Copy each record exactly as it reads, leaving out any pictures it holds.

── DATA ENTRIES

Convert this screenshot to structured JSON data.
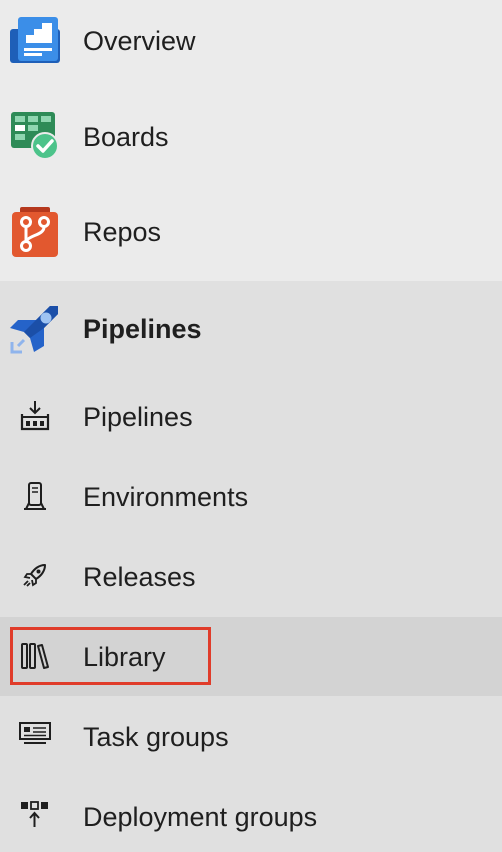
{
  "nav": {
    "top_items": [
      {
        "label": "Overview",
        "icon": "overview-icon",
        "color": "#2f7bd6"
      },
      {
        "label": "Boards",
        "icon": "boards-icon",
        "color": "#2e8b57"
      },
      {
        "label": "Repos",
        "icon": "repos-icon",
        "color": "#d9532c"
      }
    ],
    "pipelines_group": {
      "label": "Pipelines",
      "icon": "pipelines-rocket-icon",
      "color": "#2563c9",
      "sub_items": [
        {
          "label": "Pipelines",
          "icon": "pipelines-icon"
        },
        {
          "label": "Environments",
          "icon": "environments-icon"
        },
        {
          "label": "Releases",
          "icon": "releases-icon"
        },
        {
          "label": "Library",
          "icon": "library-icon",
          "selected": true
        },
        {
          "label": "Task groups",
          "icon": "task-groups-icon"
        },
        {
          "label": "Deployment groups",
          "icon": "deployment-groups-icon"
        }
      ]
    }
  },
  "colors": {
    "top_bg": "#ebebeb",
    "group_bg": "#e0e0e0",
    "selected_bg": "#d3d3d3",
    "highlight_border": "#e03c2a"
  }
}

────

SOLUTION TO THE EXERCISE:
Convert this screenshot to structured JSON data.
{
  "nav": {
    "top_items": [
      {
        "label": "Overview",
        "icon": "overview-icon",
        "color": "#2f7bd6"
      },
      {
        "label": "Boards",
        "icon": "boards-icon",
        "color": "#2e8b57"
      },
      {
        "label": "Repos",
        "icon": "repos-icon",
        "color": "#d9532c"
      }
    ],
    "pipelines_group": {
      "label": "Pipelines",
      "icon": "pipelines-rocket-icon",
      "color": "#2563c9",
      "sub_items": [
        {
          "label": "Pipelines",
          "icon": "pipelines-icon"
        },
        {
          "label": "Environments",
          "icon": "environments-icon"
        },
        {
          "label": "Releases",
          "icon": "releases-icon"
        },
        {
          "label": "Library",
          "icon": "library-icon",
          "selected": true
        },
        {
          "label": "Task groups",
          "icon": "task-groups-icon"
        },
        {
          "label": "Deployment groups",
          "icon": "deployment-groups-icon"
        }
      ]
    }
  },
  "colors": {
    "top_bg": "#ebebeb",
    "group_bg": "#e0e0e0",
    "selected_bg": "#d3d3d3",
    "highlight_border": "#e03c2a"
  }
}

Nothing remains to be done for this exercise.